• [Do this]:
Reproduce each line that includes the word "title".

• [Dataset records]:
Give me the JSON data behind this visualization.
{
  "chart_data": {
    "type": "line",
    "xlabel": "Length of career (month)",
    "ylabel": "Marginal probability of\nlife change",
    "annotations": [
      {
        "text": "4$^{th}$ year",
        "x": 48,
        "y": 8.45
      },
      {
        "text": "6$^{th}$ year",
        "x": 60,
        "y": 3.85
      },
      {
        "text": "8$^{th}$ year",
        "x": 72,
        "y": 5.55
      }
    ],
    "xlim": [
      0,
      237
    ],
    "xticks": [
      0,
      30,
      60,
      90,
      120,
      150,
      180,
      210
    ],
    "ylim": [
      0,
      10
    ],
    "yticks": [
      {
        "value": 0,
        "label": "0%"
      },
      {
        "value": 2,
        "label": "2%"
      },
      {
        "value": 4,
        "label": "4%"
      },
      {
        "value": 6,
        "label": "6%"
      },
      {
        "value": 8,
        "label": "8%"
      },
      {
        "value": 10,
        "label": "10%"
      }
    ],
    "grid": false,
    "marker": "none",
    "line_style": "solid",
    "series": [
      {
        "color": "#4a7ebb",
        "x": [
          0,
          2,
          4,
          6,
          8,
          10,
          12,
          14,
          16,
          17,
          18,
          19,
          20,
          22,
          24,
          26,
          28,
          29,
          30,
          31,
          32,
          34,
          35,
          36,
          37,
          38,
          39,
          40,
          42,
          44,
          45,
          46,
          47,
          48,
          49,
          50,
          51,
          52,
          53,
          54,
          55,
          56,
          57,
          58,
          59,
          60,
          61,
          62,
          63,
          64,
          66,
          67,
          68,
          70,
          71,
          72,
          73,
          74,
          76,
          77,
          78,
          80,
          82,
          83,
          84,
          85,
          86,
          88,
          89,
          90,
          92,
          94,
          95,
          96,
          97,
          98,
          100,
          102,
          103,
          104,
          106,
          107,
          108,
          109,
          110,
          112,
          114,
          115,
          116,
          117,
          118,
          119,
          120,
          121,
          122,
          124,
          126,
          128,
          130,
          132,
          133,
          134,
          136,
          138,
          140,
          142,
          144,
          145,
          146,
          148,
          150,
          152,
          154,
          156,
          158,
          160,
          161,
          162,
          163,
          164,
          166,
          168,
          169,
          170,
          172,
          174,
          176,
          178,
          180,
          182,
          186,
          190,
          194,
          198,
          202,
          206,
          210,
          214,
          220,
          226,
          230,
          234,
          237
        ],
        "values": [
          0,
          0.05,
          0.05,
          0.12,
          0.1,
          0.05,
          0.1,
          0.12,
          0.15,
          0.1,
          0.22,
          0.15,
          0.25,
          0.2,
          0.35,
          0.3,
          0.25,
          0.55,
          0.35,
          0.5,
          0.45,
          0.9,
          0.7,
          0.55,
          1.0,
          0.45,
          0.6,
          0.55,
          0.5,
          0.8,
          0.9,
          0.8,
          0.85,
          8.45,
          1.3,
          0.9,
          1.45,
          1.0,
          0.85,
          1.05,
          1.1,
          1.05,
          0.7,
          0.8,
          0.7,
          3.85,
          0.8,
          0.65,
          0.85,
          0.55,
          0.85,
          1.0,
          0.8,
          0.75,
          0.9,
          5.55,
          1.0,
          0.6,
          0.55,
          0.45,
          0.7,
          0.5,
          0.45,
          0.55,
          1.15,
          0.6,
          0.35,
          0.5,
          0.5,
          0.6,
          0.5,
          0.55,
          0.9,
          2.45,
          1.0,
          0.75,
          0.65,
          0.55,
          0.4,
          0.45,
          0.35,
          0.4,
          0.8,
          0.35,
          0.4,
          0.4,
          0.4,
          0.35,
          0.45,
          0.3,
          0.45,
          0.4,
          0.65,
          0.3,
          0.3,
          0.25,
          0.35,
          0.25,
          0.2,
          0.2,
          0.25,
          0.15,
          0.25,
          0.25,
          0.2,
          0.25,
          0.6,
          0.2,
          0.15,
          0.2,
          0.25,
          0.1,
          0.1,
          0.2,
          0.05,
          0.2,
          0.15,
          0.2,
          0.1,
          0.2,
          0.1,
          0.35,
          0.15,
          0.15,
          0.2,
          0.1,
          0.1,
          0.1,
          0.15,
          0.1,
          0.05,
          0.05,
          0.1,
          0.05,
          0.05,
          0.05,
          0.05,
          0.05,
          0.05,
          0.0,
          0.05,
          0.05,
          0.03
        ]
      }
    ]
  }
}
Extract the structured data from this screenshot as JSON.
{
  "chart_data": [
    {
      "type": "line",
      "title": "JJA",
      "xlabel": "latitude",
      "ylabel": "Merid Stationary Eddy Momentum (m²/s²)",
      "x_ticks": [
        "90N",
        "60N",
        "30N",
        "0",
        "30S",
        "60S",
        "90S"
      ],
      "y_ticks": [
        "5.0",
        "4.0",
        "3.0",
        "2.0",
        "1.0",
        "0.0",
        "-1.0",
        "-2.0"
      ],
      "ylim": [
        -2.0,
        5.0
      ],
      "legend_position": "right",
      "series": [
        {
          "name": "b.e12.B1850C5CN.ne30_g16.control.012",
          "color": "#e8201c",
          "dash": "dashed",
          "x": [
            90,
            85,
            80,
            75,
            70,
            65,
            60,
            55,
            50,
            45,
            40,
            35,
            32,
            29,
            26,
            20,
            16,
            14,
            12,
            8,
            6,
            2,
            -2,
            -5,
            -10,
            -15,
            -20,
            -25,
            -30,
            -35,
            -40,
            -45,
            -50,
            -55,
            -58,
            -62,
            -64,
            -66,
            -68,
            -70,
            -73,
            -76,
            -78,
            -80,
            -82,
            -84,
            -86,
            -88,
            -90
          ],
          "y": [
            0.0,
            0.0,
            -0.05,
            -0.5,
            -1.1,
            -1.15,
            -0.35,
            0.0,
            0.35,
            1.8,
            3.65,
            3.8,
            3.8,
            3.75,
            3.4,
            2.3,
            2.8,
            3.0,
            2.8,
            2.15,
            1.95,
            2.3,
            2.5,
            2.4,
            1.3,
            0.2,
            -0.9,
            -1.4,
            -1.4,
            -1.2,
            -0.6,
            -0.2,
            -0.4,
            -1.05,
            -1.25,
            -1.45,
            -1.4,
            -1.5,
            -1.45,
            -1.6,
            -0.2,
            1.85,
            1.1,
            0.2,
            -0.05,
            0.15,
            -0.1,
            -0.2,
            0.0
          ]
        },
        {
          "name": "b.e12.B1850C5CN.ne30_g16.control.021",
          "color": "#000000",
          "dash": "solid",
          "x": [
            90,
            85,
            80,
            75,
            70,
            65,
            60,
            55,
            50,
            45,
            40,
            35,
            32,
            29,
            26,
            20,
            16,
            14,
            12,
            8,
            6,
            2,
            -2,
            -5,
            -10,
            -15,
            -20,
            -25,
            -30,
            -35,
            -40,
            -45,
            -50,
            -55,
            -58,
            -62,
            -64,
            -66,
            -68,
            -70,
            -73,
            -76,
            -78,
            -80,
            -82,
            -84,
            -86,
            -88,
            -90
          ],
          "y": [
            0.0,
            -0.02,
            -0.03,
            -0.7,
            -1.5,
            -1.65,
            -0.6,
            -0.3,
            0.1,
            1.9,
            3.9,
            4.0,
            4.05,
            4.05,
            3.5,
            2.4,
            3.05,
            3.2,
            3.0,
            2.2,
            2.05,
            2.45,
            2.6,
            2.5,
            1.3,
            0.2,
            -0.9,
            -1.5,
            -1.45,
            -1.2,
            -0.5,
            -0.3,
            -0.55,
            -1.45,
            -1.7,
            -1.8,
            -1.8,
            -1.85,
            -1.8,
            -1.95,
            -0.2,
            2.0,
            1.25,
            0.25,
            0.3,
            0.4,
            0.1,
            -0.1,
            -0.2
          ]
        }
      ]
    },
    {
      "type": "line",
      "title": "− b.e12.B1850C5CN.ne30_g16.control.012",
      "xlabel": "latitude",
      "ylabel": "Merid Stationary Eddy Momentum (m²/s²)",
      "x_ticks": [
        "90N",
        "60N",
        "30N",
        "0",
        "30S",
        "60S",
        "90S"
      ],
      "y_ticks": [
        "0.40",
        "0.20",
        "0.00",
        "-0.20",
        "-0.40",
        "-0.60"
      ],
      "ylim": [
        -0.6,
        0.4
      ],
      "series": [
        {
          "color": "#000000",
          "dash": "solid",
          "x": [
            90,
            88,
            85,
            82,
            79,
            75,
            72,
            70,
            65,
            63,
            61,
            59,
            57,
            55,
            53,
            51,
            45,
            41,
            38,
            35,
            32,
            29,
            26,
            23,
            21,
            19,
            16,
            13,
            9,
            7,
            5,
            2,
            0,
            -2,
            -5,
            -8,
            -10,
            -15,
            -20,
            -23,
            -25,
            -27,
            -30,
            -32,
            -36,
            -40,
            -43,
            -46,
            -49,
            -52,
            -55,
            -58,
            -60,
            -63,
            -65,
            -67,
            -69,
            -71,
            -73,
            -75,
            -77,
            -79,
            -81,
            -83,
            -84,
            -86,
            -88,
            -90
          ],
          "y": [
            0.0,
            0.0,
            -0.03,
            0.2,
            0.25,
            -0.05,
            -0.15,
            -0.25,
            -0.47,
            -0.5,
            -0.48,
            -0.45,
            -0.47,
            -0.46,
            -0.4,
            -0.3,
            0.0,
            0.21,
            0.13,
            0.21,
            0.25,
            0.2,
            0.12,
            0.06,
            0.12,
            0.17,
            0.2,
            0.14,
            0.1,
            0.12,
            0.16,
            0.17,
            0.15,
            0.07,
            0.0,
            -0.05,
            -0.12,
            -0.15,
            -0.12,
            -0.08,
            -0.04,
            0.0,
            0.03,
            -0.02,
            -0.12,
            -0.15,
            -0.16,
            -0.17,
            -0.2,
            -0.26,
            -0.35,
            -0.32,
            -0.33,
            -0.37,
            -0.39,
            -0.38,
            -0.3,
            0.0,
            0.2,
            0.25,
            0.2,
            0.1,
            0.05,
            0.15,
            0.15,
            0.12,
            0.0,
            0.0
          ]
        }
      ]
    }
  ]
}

• [Response for this exercise]:
      "title": "JJA",
      "title": "− b.e12.B1850C5CN.ne30_g16.control.012",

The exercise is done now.